### [The exercise]
Only lines holding the string "message" are wanted; copy each one from the material.

### [Data to process]
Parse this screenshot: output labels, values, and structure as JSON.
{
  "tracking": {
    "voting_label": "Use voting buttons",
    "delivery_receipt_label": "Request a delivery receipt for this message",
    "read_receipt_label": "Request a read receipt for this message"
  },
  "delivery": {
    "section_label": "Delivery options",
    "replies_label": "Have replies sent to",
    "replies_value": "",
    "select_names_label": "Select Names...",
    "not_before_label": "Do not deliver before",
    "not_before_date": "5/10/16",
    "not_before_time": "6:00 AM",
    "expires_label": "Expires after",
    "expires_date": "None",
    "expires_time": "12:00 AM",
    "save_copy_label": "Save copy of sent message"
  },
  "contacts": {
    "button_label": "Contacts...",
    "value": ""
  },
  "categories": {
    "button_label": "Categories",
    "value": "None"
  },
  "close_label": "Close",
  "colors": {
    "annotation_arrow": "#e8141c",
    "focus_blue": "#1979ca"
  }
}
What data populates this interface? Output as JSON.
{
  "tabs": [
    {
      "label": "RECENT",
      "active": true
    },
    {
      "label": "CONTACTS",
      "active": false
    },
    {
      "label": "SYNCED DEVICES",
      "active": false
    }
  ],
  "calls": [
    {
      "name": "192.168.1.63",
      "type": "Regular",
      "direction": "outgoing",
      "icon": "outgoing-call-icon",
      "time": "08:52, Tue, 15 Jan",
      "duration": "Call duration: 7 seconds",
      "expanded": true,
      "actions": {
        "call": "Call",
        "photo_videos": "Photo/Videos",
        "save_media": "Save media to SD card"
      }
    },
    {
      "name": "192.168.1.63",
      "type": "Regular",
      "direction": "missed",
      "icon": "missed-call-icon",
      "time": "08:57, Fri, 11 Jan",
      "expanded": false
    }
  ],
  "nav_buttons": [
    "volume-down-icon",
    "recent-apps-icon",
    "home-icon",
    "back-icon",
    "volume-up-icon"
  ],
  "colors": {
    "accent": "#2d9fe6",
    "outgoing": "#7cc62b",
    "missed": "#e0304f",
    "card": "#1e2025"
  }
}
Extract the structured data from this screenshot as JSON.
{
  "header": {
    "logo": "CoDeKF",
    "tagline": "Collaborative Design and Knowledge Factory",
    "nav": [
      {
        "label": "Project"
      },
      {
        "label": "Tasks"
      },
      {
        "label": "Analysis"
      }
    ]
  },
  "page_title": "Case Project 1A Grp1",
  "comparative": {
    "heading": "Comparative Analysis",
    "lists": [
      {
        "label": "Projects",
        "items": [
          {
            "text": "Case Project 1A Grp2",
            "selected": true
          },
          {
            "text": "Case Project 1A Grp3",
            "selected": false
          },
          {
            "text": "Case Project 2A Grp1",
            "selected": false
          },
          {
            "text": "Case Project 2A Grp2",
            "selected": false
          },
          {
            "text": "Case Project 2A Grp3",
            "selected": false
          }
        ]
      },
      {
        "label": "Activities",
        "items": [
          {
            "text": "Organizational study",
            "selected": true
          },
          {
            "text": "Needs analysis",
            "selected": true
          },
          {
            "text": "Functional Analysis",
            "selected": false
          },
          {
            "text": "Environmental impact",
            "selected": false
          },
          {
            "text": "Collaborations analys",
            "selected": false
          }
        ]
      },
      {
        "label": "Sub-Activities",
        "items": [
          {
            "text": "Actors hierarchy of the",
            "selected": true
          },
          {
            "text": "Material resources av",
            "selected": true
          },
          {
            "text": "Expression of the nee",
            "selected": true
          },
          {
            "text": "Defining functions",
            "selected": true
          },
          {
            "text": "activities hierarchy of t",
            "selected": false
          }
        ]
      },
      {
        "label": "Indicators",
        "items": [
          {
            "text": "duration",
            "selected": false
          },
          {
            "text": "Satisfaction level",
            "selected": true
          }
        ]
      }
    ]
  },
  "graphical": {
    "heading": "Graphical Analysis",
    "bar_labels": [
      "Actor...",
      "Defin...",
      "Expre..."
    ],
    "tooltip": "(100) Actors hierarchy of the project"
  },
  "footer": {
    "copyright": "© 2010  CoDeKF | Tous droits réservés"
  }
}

### [Exercise response]
    "delivery_receipt_label": "Request a delivery receipt for this message",
    "read_receipt_label": "Request a read receipt for this message"
    "save_copy_label": "Save copy of sent message"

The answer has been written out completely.